• Texto fornecido:
Assim como tenho percebido e venho aprendendo a lidar com muita coisas em mim que eu havia esquecido e /ou não sabia que eu possuia, e são coisas boas, tem várias coisas ruins que eu posso colocar junto.
As partes que estão dificeis estão muito dificeis, e as vezes por não saber como lidar, eu apenas “deixo rolar”, sem muito orgulho disso, confesso.
Meu problema é sentir demais. Meu problema é me preocupar demais. Meu problema é pensar demais, me importar demais, esperar demais. Meu problema é não me encaixar em lugar nenhum. Meu problema é ter um monstrinho que me acompanha 24h por dia há quase 2 anos e meio. E talvez nada disso seria um problema, se as outras pessoas fossem assim também. E elas não são.

Dados de análise do layout da página:
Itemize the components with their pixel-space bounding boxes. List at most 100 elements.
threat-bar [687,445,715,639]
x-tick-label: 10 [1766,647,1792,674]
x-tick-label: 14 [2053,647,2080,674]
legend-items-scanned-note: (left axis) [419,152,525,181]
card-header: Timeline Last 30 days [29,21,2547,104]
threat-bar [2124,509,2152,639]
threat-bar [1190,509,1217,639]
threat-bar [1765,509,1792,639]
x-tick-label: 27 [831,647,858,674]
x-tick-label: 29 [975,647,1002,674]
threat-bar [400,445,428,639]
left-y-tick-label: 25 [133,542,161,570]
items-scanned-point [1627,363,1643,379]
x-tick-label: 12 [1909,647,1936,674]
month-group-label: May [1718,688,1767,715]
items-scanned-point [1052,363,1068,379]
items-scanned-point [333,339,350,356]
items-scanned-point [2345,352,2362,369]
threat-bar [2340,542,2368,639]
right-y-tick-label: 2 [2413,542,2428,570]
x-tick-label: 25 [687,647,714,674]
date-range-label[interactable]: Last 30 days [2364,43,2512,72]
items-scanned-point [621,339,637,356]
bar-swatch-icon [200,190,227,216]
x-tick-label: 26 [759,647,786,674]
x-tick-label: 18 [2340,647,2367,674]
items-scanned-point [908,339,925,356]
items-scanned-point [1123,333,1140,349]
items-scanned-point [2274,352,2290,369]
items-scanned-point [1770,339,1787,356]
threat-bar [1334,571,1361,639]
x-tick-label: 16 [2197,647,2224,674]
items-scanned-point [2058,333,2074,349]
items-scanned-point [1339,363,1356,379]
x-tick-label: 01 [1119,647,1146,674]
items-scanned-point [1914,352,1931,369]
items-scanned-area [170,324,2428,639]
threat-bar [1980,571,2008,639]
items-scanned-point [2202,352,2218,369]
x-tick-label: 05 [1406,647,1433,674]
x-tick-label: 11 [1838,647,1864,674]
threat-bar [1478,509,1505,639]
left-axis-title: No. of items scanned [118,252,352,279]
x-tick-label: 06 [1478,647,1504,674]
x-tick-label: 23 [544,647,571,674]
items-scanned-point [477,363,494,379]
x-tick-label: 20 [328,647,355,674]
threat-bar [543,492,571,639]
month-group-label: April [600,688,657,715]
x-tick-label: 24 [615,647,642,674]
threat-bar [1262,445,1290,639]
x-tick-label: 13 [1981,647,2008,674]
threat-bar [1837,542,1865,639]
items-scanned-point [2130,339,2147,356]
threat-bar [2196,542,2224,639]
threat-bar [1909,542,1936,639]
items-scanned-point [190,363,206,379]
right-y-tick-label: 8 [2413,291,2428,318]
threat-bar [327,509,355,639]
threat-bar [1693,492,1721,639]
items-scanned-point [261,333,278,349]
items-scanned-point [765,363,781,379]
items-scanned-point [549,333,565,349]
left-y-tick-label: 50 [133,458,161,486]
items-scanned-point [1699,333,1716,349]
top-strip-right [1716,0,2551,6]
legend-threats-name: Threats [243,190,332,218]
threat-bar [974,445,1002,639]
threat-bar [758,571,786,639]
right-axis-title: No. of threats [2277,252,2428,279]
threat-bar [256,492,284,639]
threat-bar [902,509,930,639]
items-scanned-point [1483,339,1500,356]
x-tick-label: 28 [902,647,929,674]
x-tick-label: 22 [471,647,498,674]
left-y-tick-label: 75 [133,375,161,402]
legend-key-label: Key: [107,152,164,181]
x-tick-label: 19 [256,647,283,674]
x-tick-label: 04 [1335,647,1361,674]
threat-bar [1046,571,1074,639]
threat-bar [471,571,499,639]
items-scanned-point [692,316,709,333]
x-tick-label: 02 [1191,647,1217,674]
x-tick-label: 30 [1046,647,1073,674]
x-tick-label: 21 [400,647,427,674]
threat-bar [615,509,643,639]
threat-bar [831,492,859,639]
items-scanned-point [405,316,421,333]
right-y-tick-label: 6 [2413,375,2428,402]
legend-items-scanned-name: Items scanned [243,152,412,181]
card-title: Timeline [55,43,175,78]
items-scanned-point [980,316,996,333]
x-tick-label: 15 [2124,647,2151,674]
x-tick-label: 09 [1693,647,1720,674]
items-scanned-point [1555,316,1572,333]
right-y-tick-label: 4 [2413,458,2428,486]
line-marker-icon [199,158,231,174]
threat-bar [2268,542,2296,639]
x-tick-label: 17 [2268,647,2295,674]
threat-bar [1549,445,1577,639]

• Usando as informações:
A: Reproduza o trecho do texto sobre sentir demais que vai de "Assim como tenho" até "elas não são.".
B: Responda, com base no texto sobre sentir demais:
(i) As coisas que quem escreve havia esquecido ou não sabia que possuía são boas ou ruins?
(ii) O que quem escreve às vezes faz por não saber lidar com as partes difíceis?
(iii) Há quanto tempo o monstrinho acompanha quem escreve?
C: Dê continuidade ao texto sobre sentir demais a partir do ponto em que ele termina.

• Respostas dos exercícios:
A:
Assim como tenho percebido e venho aprendendo a lidar com muita coisas em mim que eu havia esquecido e /ou não sabia que eu possuia, e são coisas boas, tem várias coisas ruins que eu posso colocar junto.
As partes que estão dificeis estão muito dificeis, e as vezes por não saber como lidar, eu apenas “deixo rolar”, sem muito orgulho disso, confesso.
Meu problema é sentir demais. Meu problema é me preocupar demais. Meu problema é pensar demais, me importar demais, esperar demais. Meu problema é não me encaixar em lugar nenhum. Meu problema é ter um monstrinho que me acompanha 24h por dia há quase 2 anos e meio. E talvez nada disso seria um problema, se as outras pessoas fossem assim também. E elas não são.

B:
(i) São coisas boas.
(ii) Apenas "deixa rolar".
(iii) Há quase 2 anos e meio.

C:
Um parque pra alguns é apenas um parque, quando pra mim ele tem algo tão fundo e especial… Uma ponte, uma rua, um nome, uma música, um filme. O que para alguns tem solução simples, eu luto há muito tempo pra conseguir resolver e/ou me adaptar, chegando a um ponto onde sinto minhas forças quase esgotadas e uma vontade enorme de dar um tiro no peito. E eu continuo vivendo em espera. E quanto mais eu espero, mais as coisas se tornam cinzas, embaçadas e inseguras. Espera de não sei o que, de ir não sei pra onde, viver não sei o que, e nem ao menos com quem. Então eu deveria parar de esperar, eu deveria parar de sentir, eu deveria parar de pensar, de me preocupar e de querer arrumar soluções. E isso seria parar de ser eu. E eu já tenho sido eu tão pouco nesse lugar. Por falta de espaço, por falta de lugar, por falta de mim mesma? 
A ideia do tiro no peito se mostra cada vez mais interessante.

E tem muita gente que diz que tem orgulho de nós pelos nossos feitos ou qualquer e toda variante disso. Muitos acham que, devido nossas fotos e postagens em redes sociais, nós estamos ótimos e vivendo a melhor época de nossas vidas.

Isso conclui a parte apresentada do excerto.